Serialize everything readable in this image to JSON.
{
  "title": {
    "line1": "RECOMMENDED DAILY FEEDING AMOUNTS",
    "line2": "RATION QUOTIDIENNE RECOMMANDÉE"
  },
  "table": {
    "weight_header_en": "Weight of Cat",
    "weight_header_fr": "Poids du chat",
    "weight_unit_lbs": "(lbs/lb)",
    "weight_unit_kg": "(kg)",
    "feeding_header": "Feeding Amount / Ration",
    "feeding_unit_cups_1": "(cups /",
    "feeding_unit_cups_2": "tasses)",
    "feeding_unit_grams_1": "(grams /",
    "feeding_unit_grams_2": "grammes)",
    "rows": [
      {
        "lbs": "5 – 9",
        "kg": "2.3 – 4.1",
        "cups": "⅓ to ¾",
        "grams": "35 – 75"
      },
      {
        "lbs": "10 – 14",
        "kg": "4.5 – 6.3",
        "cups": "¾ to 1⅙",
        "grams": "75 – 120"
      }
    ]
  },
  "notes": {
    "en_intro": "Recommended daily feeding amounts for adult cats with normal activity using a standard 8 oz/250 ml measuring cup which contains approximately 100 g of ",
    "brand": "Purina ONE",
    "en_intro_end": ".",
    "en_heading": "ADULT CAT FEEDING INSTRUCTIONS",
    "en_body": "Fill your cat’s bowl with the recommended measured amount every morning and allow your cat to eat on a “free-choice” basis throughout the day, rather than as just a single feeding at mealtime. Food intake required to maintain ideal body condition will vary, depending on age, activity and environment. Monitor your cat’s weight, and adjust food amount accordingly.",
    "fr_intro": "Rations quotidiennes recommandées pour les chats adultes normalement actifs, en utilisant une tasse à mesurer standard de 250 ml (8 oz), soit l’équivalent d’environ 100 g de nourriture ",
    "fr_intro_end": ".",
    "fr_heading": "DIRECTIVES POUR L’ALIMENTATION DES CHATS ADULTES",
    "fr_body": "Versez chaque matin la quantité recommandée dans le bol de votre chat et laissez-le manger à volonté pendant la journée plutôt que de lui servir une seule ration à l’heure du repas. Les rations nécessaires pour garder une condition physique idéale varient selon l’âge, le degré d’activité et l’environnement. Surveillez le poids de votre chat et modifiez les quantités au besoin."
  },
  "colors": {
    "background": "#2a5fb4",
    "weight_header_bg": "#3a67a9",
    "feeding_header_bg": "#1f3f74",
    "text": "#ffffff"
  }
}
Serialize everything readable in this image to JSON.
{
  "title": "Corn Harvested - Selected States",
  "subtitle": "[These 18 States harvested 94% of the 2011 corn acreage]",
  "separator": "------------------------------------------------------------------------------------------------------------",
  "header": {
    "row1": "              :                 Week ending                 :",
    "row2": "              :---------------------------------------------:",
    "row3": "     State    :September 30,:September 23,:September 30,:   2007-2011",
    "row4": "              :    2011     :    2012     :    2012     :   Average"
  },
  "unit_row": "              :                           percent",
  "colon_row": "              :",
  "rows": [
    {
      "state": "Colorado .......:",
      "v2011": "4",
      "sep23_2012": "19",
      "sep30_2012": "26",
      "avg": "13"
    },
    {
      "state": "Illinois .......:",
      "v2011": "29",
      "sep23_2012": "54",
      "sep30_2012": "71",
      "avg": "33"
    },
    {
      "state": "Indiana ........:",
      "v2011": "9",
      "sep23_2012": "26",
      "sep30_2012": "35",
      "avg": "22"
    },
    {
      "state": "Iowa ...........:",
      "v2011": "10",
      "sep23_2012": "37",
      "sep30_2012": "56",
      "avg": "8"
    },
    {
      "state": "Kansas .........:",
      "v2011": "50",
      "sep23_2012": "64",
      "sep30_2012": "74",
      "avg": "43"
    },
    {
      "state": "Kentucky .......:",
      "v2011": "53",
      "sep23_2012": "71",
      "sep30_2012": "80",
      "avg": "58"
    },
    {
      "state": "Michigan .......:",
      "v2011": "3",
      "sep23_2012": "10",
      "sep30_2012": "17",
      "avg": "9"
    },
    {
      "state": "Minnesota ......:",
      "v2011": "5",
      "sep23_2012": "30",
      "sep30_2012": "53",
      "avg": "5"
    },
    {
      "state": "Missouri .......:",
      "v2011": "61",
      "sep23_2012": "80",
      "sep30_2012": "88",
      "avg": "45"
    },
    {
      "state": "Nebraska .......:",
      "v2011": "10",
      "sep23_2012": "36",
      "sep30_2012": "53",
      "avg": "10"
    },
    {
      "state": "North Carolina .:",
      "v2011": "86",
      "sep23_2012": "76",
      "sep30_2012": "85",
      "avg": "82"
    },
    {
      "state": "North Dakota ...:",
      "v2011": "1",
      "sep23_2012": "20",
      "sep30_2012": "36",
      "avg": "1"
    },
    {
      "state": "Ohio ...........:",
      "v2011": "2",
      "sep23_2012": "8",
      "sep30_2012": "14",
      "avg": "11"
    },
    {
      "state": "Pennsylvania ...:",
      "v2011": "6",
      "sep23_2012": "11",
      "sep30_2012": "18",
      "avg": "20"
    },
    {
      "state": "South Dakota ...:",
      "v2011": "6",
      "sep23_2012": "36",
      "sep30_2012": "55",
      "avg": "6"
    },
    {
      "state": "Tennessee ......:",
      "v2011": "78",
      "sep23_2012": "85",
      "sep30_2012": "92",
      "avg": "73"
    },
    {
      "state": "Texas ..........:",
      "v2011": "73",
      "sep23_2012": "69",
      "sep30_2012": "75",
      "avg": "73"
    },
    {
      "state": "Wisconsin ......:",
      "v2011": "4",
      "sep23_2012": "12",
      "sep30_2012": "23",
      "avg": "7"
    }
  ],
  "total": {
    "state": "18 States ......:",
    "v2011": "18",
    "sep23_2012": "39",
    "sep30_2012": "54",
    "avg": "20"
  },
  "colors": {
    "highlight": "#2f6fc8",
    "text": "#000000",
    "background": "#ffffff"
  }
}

-----

- REQUIRED TASK: Restate the whole listing exactly, leaving out nothing.

- RESPONSE FOR THIS EXERCISE:
Serialize everything readable in this image to JSON.
{
  "title": {
    "line1": "RECOMMENDED DAILY FEEDING AMOUNTS",
    "line2": "RATION QUOTIDIENNE RECOMMANDÉE"
  },
  "table": {
    "weight_header_en": "Weight of Cat",
    "weight_header_fr": "Poids du chat",
    "weight_unit_lbs": "(lbs/lb)",
    "weight_unit_kg": "(kg)",
    "feeding_header": "Feeding Amount / Ration",
    "feeding_unit_cups_1": "(cups /",
    "feeding_unit_cups_2": "tasses)",
    "feeding_unit_grams_1": "(grams /",
    "feeding_unit_grams_2": "grammes)",
    "rows": [
      {
        "lbs": "5 – 9",
        "kg": "2.3 – 4.1",
        "cups": "⅓ to ¾",
        "grams": "35 – 75"
      },
      {
        "lbs": "10 – 14",
        "kg": "4.5 – 6.3",
        "cups": "¾ to 1⅙",
        "grams": "75 – 120"
      }
    ]
  },
  "notes": {
    "en_intro": "Recommended daily feeding amounts for adult cats with normal activity using a standard 8 oz/250 ml measuring cup which contains approximately 100 g of ",
    "brand": "Purina ONE",
    "en_intro_end": ".",
    "en_heading": "ADULT CAT FEEDING INSTRUCTIONS",
    "en_body": "Fill your cat’s bowl with the recommended measured amount every morning and allow your cat to eat on a “free-choice” basis throughout the day, rather than as just a single feeding at mealtime. Food intake required to maintain ideal body condition will vary, depending on age, activity and environment. Monitor your cat’s weight, and adjust food amount accordingly.",
    "fr_intro": "Rations quotidiennes recommandées pour les chats adultes normalement actifs, en utilisant une tasse à mesurer standard de 250 ml (8 oz), soit l’équivalent d’environ 100 g de nourriture ",
    "fr_intro_end": ".",
    "fr_heading": "DIRECTIVES POUR L’ALIMENTATION DES CHATS ADULTES",
    "fr_body": "Versez chaque matin la quantité recommandée dans le bol de votre chat et laissez-le manger à volonté pendant la journée plutôt que de lui servir une seule ration à l’heure du repas. Les rations nécessaires pour garder une condition physique idéale varient selon l’âge, le degré d’activité et l’environnement. Surveillez le poids de votre chat et modifiez les quantités au besoin."
  },
  "colors": {
    "background": "#2a5fb4",
    "weight_header_bg": "#3a67a9",
    "feeding_header_bg": "#1f3f74",
    "text": "#ffffff"
  }
}
Serialize everything readable in this image to JSON.
{
  "title": "Corn Harvested - Selected States",
  "subtitle": "[These 18 States harvested 94% of the 2011 corn acreage]",
  "separator": "------------------------------------------------------------------------------------------------------------",
  "header": {
    "row1": "              :                 Week ending                 :",
    "row2": "              :---------------------------------------------:",
    "row3": "     State    :September 30,:September 23,:September 30,:   2007-2011",
    "row4": "              :    2011     :    2012     :    2012     :   Average"
  },
  "unit_row": "              :                           percent",
  "colon_row": "              :",
  "rows": [
    {
      "state": "Colorado .......:",
      "v2011": "4",
      "sep23_2012": "19",
      "sep30_2012": "26",
      "avg": "13"
    },
    {
      "state": "Illinois .......:",
      "v2011": "29",
      "sep23_2012": "54",
      "sep30_2012": "71",
      "avg": "33"
    },
    {
      "state": "Indiana ........:",
      "v2011": "9",
      "sep23_2012": "26",
      "sep30_2012": "35",
      "avg": "22"
    },
    {
      "state": "Iowa ...........:",
      "v2011": "10",
      "sep23_2012": "37",
      "sep30_2012": "56",
      "avg": "8"
    },
    {
      "state": "Kansas .........:",
      "v2011": "50",
      "sep23_2012": "64",
      "sep30_2012": "74",
      "avg": "43"
    },
    {
      "state": "Kentucky .......:",
      "v2011": "53",
      "sep23_2012": "71",
      "sep30_2012": "80",
      "avg": "58"
    },
    {
      "state": "Michigan .......:",
      "v2011": "3",
      "sep23_2012": "10",
      "sep30_2012": "17",
      "avg": "9"
    },
    {
      "state": "Minnesota ......:",
      "v2011": "5",
      "sep23_2012": "30",
      "sep30_2012": "53",
      "avg": "5"
    },
    {
      "state": "Missouri .......:",
      "v2011": "61",
      "sep23_2012": "80",
      "sep30_2012": "88",
      "avg": "45"
    },
    {
      "state": "Nebraska .......:",
      "v2011": "10",
      "sep23_2012": "36",
      "sep30_2012": "53",
      "avg": "10"
    },
    {
      "state": "North Carolina .:",
      "v2011": "86",
      "sep23_2012": "76",
      "sep30_2012": "85",
      "avg": "82"
    },
    {
      "state": "North Dakota ...:",
      "v2011": "1",
      "sep23_2012": "20",
      "sep30_2012": "36",
      "avg": "1"
    },
    {
      "state": "Ohio ...........:",
      "v2011": "2",
      "sep23_2012": "8",
      "sep30_2012": "14",
      "avg": "11"
    },
    {
      "state": "Pennsylvania ...:",
      "v2011": "6",
      "sep23_2012": "11",
      "sep30_2012": "18",
      "avg": "20"
    },
    {
      "state": "South Dakota ...:",
      "v2011": "6",
      "sep23_2012": "36",
      "sep30_2012": "55",
      "avg": "6"
    },
    {
      "state": "Tennessee ......:",
      "v2011": "78",
      "sep23_2012": "85",
      "sep30_2012": "92",
      "avg": "73"
    },
    {
      "state": "Texas ..........:",
      "v2011": "73",
      "sep23_2012": "69",
      "sep30_2012": "75",
      "avg": "73"
    },
    {
      "state": "Wisconsin ......:",
      "v2011": "4",
      "sep23_2012": "12",
      "sep30_2012": "23",
      "avg": "7"
    }
  ],
  "total": {
    "state": "18 States ......:",
    "v2011": "18",
    "sep23_2012": "39",
    "sep30_2012": "54",
    "avg": "20"
  },
  "colors": {
    "highlight": "#2f6fc8",
    "text": "#000000",
    "background": "#ffffff"
  }
}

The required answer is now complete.